Quote the records without change, beginning with the line that contains "x-tick-label: 與新商模變革: [423, 479, 495, 494]" and continuing through the line that contains "legend-label: (較前期提升): [335, 548, 399, 562]", and give only those lines.

══ INPUT DATA

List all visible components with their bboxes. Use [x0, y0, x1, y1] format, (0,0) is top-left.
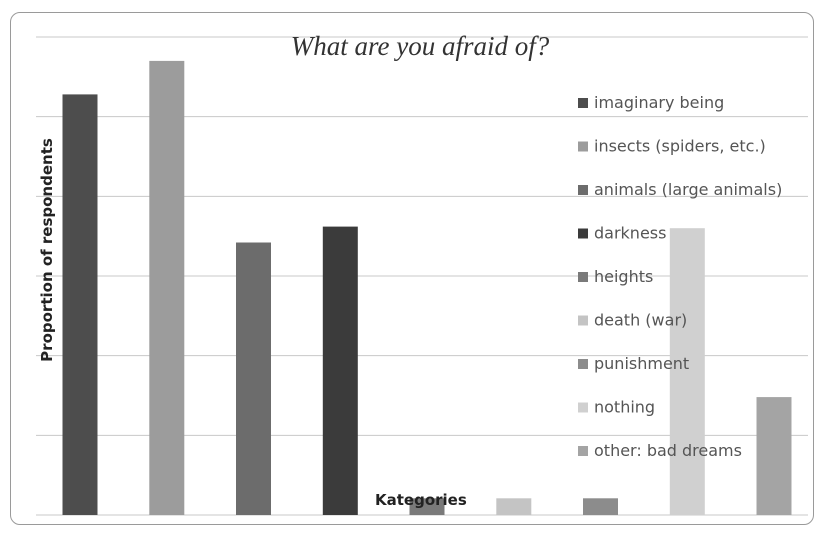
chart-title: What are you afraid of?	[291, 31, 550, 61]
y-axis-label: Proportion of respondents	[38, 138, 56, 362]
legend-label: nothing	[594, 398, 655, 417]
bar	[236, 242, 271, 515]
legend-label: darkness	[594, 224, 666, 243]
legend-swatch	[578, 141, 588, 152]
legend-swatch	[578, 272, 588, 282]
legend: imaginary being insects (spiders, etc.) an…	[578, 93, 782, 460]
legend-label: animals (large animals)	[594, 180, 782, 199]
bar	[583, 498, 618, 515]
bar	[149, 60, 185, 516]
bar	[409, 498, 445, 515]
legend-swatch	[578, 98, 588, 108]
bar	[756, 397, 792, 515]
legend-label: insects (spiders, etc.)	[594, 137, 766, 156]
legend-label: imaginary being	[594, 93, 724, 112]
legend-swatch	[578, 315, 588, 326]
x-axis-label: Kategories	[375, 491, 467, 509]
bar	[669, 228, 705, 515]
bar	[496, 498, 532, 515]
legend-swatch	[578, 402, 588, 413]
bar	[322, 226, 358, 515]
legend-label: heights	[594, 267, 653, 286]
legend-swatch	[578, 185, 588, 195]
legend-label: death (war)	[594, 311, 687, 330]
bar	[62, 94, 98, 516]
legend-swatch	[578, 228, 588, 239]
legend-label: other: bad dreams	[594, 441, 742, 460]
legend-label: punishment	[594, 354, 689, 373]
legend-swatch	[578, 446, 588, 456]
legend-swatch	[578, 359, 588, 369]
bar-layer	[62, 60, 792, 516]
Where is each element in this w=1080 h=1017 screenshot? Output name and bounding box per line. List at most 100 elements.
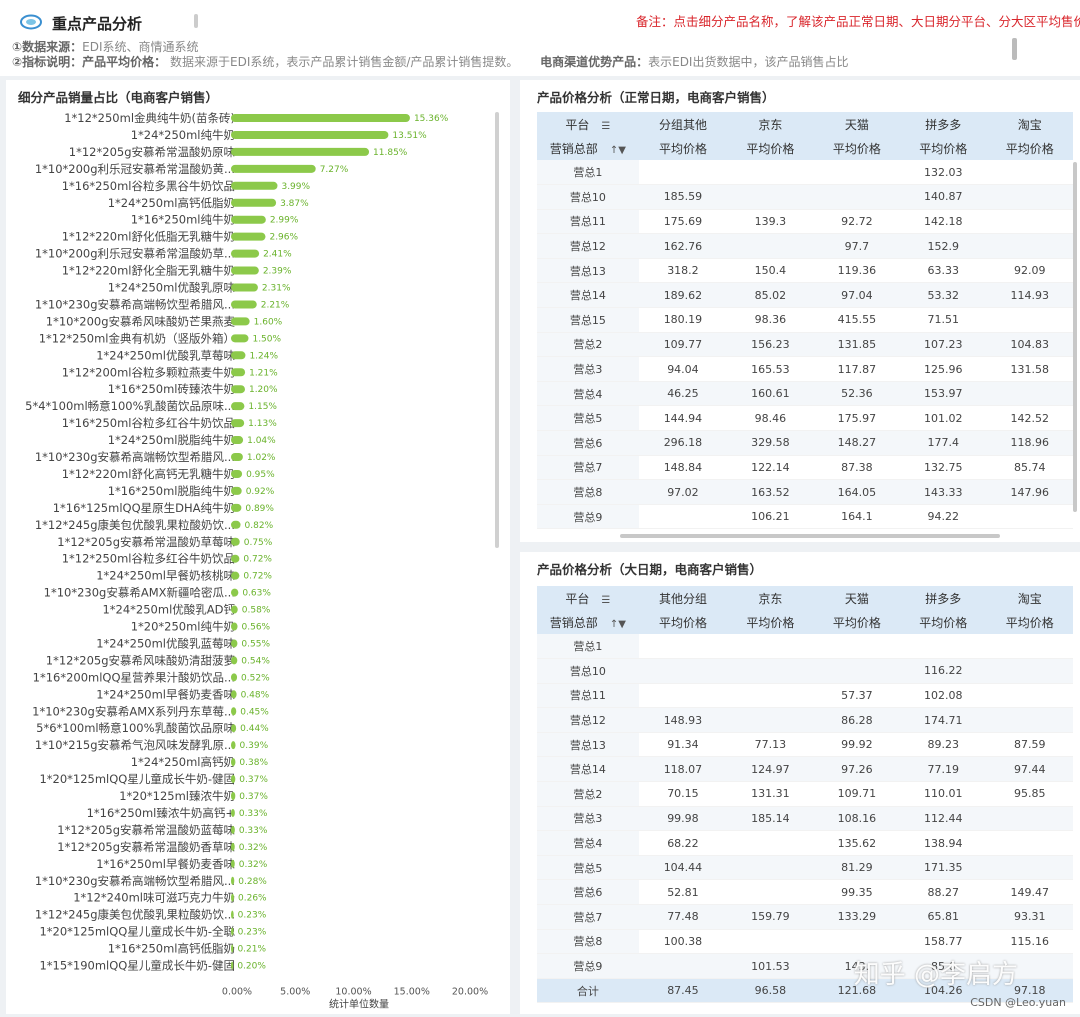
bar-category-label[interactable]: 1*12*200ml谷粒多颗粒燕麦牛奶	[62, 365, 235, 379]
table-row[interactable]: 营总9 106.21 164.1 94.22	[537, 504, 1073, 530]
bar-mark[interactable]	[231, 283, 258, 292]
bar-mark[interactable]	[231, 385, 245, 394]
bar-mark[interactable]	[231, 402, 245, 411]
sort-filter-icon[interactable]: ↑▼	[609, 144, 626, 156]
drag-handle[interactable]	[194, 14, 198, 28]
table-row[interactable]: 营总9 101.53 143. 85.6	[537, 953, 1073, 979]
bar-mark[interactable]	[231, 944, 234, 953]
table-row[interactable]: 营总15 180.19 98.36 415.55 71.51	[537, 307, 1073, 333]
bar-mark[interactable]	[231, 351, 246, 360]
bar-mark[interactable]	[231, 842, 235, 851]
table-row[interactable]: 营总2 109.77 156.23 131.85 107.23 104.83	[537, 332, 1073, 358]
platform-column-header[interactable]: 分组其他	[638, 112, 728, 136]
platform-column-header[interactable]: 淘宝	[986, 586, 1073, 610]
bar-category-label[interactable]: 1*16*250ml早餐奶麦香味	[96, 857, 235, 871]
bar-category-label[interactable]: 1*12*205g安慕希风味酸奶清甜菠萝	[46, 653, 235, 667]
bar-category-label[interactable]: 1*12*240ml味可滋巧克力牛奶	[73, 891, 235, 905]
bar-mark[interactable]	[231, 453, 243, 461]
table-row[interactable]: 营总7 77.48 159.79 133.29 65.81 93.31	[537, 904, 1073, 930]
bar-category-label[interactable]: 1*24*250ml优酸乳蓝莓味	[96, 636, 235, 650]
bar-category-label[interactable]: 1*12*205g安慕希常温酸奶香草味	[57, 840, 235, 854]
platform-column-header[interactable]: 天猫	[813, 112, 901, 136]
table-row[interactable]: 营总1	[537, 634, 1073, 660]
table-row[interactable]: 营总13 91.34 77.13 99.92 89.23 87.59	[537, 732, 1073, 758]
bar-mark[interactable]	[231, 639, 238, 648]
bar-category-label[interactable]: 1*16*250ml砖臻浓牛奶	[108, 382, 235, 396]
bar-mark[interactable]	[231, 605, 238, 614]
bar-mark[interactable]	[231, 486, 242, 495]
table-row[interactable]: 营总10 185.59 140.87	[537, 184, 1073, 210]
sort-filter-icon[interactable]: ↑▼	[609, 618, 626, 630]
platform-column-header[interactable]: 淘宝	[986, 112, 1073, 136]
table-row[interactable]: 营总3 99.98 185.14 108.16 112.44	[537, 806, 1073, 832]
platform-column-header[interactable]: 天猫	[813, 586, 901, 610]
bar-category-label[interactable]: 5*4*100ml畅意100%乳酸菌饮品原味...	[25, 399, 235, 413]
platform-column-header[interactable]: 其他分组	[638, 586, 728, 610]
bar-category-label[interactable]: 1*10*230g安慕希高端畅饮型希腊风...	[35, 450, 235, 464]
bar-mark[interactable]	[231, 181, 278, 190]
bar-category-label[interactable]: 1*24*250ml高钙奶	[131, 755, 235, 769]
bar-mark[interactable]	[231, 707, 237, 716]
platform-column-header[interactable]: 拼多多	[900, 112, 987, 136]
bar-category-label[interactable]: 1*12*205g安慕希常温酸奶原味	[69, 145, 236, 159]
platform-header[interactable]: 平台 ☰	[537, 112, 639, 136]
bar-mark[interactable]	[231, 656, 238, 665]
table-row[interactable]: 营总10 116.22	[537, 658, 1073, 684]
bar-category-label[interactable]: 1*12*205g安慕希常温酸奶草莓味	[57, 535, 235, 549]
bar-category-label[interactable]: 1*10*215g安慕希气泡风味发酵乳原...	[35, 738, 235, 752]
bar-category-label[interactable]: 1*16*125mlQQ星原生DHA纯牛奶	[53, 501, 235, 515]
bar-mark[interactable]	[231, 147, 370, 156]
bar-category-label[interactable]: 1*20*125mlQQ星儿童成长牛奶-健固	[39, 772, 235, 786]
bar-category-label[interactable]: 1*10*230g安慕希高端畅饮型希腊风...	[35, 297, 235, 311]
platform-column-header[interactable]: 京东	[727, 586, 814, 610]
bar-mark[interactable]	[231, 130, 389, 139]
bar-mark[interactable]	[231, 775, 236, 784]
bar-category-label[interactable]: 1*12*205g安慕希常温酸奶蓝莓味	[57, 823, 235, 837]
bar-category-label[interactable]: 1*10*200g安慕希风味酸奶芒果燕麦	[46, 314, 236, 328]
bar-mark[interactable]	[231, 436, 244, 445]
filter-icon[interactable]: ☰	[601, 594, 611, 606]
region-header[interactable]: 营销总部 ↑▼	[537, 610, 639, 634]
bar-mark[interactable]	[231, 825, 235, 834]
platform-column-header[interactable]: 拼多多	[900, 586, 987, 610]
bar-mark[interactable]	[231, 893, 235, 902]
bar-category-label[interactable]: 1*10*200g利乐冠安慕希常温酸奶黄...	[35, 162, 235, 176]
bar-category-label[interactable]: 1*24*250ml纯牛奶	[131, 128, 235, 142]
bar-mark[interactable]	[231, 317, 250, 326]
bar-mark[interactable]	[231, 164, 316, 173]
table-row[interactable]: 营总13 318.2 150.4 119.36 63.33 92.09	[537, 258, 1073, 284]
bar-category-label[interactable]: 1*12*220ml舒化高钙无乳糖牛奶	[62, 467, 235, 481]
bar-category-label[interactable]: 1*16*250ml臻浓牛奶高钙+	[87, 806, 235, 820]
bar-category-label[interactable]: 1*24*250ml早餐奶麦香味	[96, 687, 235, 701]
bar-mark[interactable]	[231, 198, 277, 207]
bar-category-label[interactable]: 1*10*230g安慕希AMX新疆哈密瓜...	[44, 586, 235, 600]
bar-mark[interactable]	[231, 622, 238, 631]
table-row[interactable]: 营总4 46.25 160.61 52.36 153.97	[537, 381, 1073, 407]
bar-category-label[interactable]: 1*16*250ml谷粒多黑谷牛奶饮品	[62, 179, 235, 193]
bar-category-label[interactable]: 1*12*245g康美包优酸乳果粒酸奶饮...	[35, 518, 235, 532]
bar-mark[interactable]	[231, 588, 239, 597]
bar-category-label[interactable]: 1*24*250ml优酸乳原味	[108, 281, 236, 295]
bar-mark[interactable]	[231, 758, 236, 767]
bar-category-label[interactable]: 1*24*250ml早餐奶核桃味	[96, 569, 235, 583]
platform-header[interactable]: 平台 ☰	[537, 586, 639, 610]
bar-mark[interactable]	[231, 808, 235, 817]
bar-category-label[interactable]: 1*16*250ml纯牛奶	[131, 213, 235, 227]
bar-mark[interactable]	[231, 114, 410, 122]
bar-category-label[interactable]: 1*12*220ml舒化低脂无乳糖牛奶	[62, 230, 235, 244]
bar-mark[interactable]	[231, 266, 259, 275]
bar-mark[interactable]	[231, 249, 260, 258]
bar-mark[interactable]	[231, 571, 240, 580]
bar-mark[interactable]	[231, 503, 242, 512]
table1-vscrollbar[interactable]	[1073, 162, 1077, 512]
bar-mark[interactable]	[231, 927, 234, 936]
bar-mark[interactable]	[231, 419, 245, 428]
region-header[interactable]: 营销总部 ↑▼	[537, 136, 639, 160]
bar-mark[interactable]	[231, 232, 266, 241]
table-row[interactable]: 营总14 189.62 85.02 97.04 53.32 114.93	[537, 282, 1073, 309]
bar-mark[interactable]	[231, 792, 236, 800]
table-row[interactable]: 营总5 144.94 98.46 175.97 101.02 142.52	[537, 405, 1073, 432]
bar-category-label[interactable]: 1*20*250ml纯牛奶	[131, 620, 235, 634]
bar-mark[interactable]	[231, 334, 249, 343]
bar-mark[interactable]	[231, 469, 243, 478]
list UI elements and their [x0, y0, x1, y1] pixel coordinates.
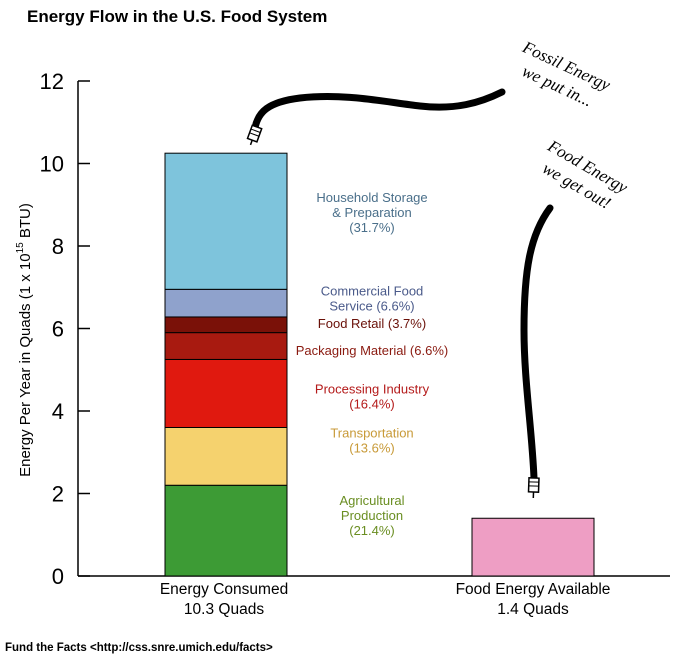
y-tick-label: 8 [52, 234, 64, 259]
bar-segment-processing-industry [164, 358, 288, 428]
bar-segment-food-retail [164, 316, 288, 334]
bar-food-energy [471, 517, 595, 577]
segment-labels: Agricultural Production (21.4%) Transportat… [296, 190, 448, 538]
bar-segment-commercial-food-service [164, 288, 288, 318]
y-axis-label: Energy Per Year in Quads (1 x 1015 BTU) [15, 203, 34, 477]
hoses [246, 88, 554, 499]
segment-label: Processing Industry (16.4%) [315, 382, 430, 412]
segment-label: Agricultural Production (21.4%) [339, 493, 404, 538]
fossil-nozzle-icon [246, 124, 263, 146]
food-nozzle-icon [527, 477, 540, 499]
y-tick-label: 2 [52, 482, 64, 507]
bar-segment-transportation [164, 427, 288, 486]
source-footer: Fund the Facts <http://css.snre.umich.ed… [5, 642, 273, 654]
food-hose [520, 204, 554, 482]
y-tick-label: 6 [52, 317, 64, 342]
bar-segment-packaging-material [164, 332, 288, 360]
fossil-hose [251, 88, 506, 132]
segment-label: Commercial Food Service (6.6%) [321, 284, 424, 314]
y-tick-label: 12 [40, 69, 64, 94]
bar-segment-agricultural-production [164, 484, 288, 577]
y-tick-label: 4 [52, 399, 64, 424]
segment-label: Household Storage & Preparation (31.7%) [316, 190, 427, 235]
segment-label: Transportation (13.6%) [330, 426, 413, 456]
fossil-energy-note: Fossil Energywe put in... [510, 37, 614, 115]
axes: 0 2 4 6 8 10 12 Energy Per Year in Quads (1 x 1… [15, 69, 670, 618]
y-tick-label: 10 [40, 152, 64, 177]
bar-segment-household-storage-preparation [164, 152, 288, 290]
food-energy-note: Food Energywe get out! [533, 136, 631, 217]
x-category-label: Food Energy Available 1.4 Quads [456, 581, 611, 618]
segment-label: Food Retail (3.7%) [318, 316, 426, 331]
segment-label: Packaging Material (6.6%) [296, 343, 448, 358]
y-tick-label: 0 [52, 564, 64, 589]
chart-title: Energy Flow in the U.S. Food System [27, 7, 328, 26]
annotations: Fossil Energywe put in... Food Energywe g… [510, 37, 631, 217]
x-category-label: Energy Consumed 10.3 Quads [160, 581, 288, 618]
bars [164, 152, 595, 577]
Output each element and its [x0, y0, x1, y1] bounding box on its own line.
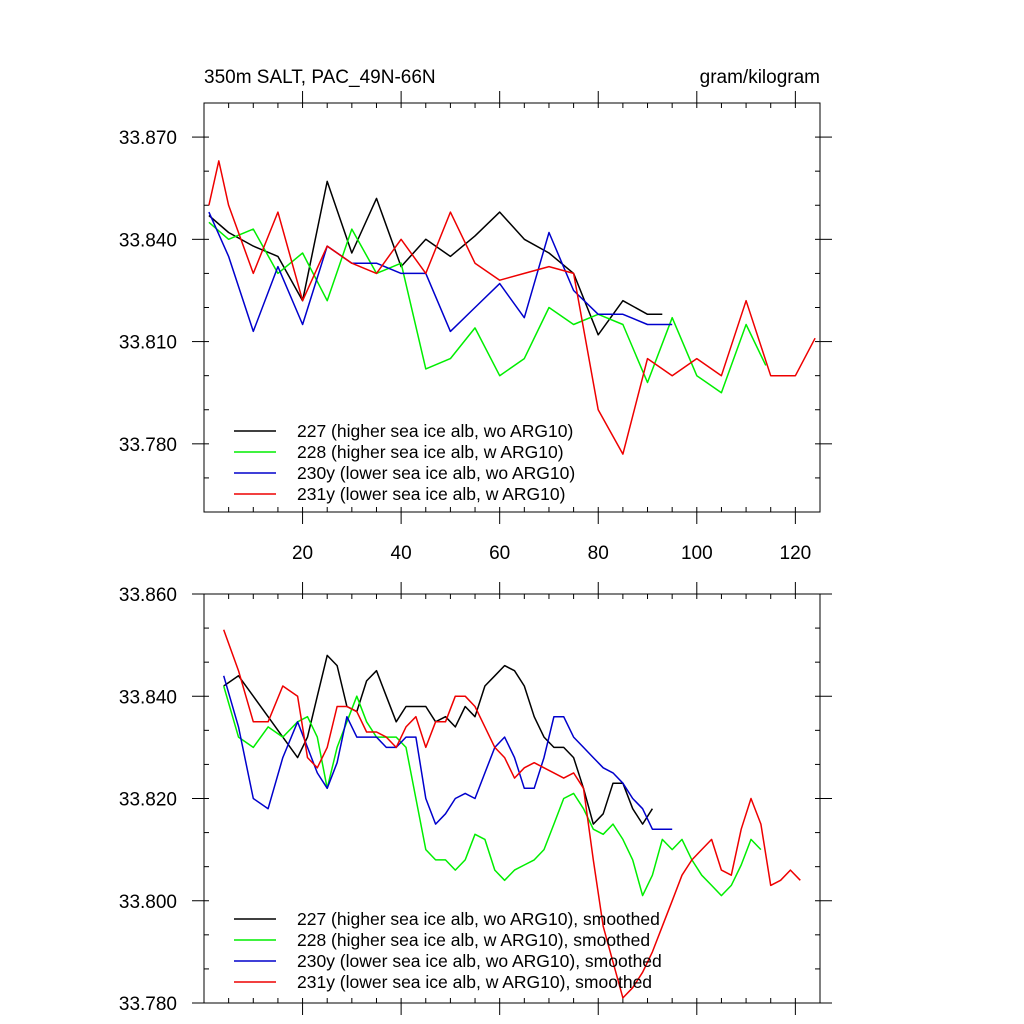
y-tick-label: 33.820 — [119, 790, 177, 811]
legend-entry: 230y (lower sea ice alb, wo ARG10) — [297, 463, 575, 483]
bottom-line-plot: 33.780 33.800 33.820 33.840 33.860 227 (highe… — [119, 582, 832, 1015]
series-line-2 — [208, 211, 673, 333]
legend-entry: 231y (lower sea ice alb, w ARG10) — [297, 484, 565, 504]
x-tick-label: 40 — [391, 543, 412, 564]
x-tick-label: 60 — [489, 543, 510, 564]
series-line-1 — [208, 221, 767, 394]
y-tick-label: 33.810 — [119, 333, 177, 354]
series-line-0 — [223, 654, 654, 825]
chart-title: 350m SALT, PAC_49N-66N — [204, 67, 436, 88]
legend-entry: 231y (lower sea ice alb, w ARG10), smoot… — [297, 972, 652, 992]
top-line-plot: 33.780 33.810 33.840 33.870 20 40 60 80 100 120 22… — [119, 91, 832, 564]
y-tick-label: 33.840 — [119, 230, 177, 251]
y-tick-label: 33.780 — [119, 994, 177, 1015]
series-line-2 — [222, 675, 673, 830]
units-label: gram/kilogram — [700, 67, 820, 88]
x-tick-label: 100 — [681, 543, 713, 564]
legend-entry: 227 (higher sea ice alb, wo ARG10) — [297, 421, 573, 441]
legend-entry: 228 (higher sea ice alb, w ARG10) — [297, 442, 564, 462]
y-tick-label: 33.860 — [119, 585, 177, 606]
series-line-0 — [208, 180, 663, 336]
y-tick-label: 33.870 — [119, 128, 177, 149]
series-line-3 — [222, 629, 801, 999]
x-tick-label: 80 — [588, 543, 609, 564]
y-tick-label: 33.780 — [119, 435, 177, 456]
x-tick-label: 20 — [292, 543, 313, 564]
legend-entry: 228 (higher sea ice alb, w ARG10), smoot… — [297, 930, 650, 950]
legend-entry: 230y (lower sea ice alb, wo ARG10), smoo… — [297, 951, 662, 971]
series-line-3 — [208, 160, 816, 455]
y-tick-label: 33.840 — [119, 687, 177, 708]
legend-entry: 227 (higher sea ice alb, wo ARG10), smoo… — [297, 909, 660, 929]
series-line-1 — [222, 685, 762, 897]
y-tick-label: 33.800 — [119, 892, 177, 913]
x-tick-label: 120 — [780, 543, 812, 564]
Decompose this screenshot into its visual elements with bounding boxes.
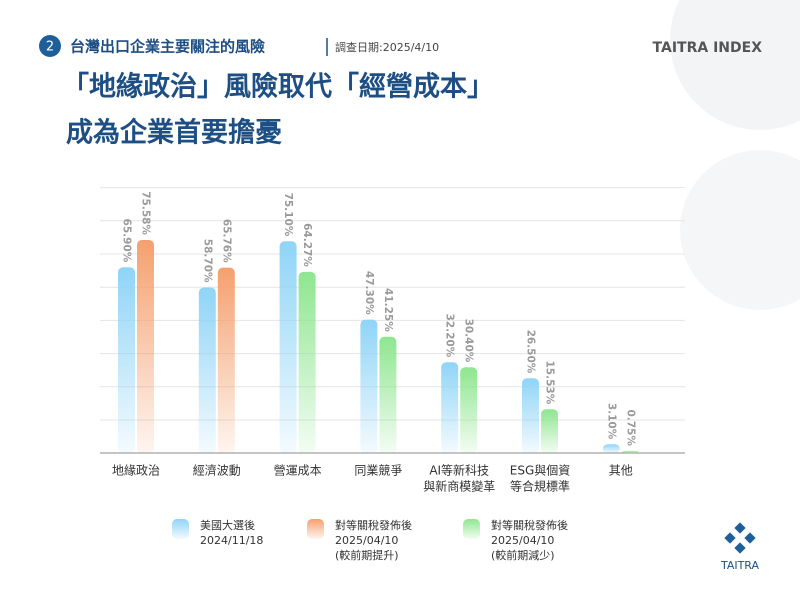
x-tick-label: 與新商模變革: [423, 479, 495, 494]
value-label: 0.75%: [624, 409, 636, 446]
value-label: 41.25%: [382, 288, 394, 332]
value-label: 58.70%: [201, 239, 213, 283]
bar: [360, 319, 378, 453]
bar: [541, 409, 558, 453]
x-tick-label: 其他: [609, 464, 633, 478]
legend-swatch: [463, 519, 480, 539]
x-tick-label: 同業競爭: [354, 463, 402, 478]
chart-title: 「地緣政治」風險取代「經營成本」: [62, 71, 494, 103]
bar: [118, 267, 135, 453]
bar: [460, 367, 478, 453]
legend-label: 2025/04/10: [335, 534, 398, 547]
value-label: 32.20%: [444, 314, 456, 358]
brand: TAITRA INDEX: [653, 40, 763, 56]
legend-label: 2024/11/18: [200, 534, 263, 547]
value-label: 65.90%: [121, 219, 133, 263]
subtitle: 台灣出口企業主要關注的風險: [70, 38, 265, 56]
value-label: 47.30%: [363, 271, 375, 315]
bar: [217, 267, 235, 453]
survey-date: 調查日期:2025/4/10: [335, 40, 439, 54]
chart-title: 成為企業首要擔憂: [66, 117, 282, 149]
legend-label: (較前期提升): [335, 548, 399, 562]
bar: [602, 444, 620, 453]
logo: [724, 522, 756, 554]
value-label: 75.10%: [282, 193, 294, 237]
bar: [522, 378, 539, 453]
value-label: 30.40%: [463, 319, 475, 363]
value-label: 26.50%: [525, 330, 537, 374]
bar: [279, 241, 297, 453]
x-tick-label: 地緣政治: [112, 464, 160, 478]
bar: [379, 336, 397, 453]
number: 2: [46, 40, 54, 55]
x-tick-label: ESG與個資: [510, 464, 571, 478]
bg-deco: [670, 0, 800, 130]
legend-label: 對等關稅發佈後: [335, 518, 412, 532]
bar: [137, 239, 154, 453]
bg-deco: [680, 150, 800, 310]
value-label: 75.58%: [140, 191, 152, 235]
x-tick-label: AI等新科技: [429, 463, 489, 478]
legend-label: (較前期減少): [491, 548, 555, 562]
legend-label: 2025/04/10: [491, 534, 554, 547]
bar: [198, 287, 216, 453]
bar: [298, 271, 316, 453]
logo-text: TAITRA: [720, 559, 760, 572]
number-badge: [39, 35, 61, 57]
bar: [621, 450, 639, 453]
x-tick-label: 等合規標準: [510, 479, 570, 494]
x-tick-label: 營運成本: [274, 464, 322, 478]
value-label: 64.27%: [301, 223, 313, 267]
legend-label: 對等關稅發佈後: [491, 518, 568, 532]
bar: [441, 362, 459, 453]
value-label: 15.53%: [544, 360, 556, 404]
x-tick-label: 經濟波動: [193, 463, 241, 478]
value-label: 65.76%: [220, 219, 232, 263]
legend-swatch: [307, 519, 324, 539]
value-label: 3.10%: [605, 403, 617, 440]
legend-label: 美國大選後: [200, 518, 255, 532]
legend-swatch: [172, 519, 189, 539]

════

- **SOLUTION TO THIS EXERCISE**
x-tick-label: 與新商模變革: [423, 479, 495, 494]
value-label: 0.75%: [624, 409, 636, 446]
value-label: 41.25%: [382, 288, 394, 332]
value-label: 58.70%: [201, 239, 213, 283]
bar: [360, 319, 378, 453]
bar: [541, 409, 558, 453]
x-tick-label: 其他: [609, 464, 633, 478]
legend-swatch: [463, 519, 480, 539]
x-tick-label: 同業競爭: [354, 463, 402, 478]
chart-title: 「地緣政治」風險取代「經營成本」: [62, 71, 494, 103]
bar: [118, 267, 135, 453]
bar: [460, 367, 478, 453]
legend-label: 2025/04/10: [335, 534, 398, 547]
value-label: 32.20%: [444, 314, 456, 358]
brand: TAITRA INDEX: [653, 40, 763, 56]
legend-label: 2024/11/18: [200, 534, 263, 547]
value-label: 65.90%: [121, 219, 133, 263]
subtitle: 台灣出口企業主要關注的風險: [70, 38, 265, 56]
value-label: 47.30%: [363, 271, 375, 315]
bar: [217, 267, 235, 453]
survey-date: 調查日期:2025/4/10: [335, 40, 439, 54]
chart-title: 成為企業首要擔憂: [66, 117, 282, 149]
legend-label: (較前期提升): [335, 548, 399, 562]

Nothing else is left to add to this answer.